As global brands push up efforts to diversify sourcing beyond traditional manufacturing hubs, India is repositioning its textile industry through an integrated growth strategy aimed at transforming the country into a full-spectrum sourcing destination. The push comes at a time when geopolitical disruptions, compliance-heavy retail sourcing norms, and rising demand for sustainable manufacturing are forcing global apparel companies to reassess long-term supplier relationships.
Addressing the TEXPROCIL Export Awards in Mumbai, Union finance minister Nirmala Sitharaman outlined the government’s vision of connecting the entire textile value chain: from farm and fibre to factory, fashion, and foreign markets. The objective is to scale India’s textile and apparel sector to Rs 24.17 lakh crore ($250 billion) while driving exports to Rs 9.67 lakh crore ($100 billion) by 2030 as part of the broader Viksit Bharat 2047 roadmap.
The strategy reflects a move away from fragmented, low-value textile manufacturing toward vertically integrated, globally compliant production ecosystems capable of handling large institutional sourcing contracts.
Manufacturing infrastructure the core competitive lever
India’s textile sector already has pole position within the domestic economy, contributing roughly 2.3 per cent to GDP while supporting nearly 6 crore livelihoods directly and indirectly. The industry also accounts for almost 12 per cent of India’s total export earnings.
Table: Overview of textile sector’s contribution to Indian economy
GDP contribution 2.3% of India's total Gross Domestic Product
Total National Export Earnings Accounts for nearly 12% of total outbound trade revenues
Socio-Economic Employment Base Supports close to 6 crore (60 million) livelihoods directly and indirectly
Aggregate Fiscal Year Exports (FY26) Rs 3.01 lakh crore ($33.5 billion) across all textile segments
Core Cotton Textile Consortium Exports Contributes approximately $11 billion to national outbound trade
To support future export growth, the government is pushing for investment in large-scale manufacturing clusters. The rollout of seven PM MITRA textile parks has already attracted investment commitments over Rs 27,000 crore. These integrated parks are designed to streamline operations across spinning, processing, weaving, and garment manufacturing while reducing logistics inefficiencies that historically weakened India’s competitiveness against rival sourcing nations.

Material:

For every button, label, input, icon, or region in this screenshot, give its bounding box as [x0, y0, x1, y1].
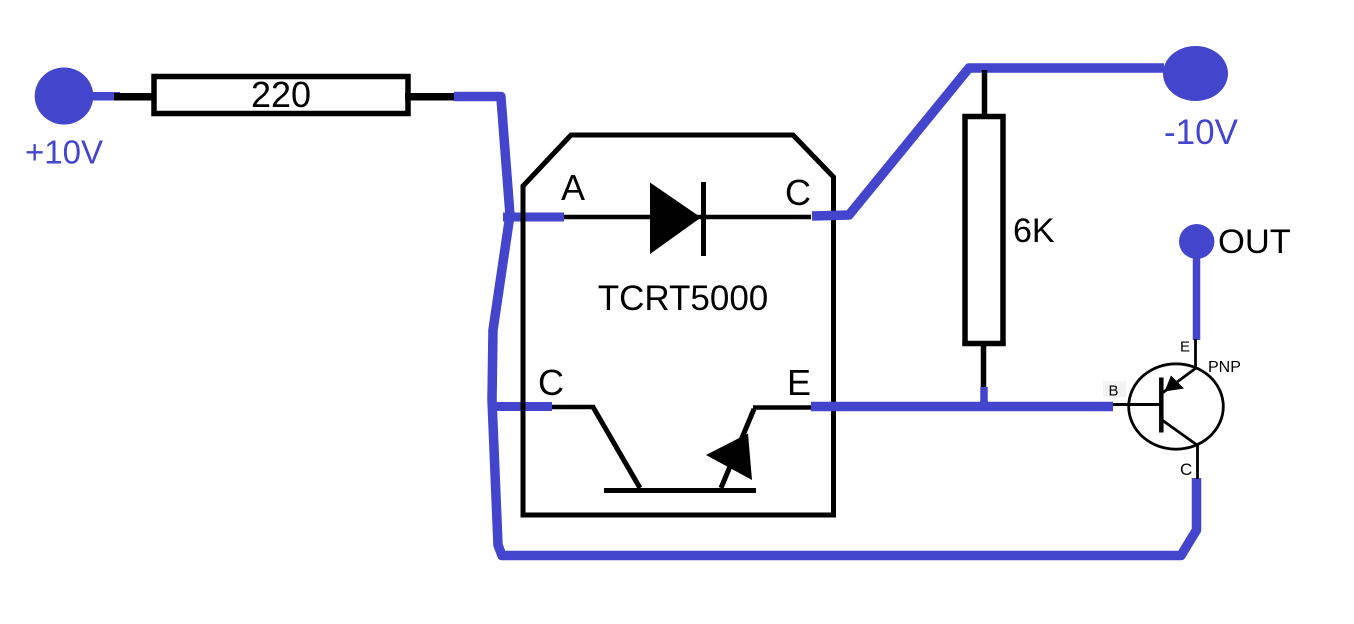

Direction: Continue the piece on India's textile export strategy from its last sentence, leaving the data aside.

Response to this task:
The infrastructure push is being backed by policy incentives under the Amended Technology Upgradation Fund Scheme (ATUFS) and a broader fiscal framework introduced through recent Union Budgets. New initiatives including the Textile Expansion and Employment Scheme, National Fibre Scheme, Tex-Eco Initiative, and Samarth 2.0 are intended to modernize production capacity, improve labour productivity, and support sustainable manufacturing upgrades.
Industry stakeholders say these integrated manufacturing hubs are critical as global retailers shift toward vendor consolidation, preferring suppliers capable of delivering scale, compliance, and speed under one operational network.
ESG compliance in focus global retail sourcing
While cost competitiveness remains important, sourcing decisions among large western retailers are increasingly being shaped by environmental and governance metrics. Major fashion groups including H&M, Zara, and Marks & Spencer are tightening sourcing requirements around traceability, carbon disclosures, labour transparency, and recycled or organic material usage.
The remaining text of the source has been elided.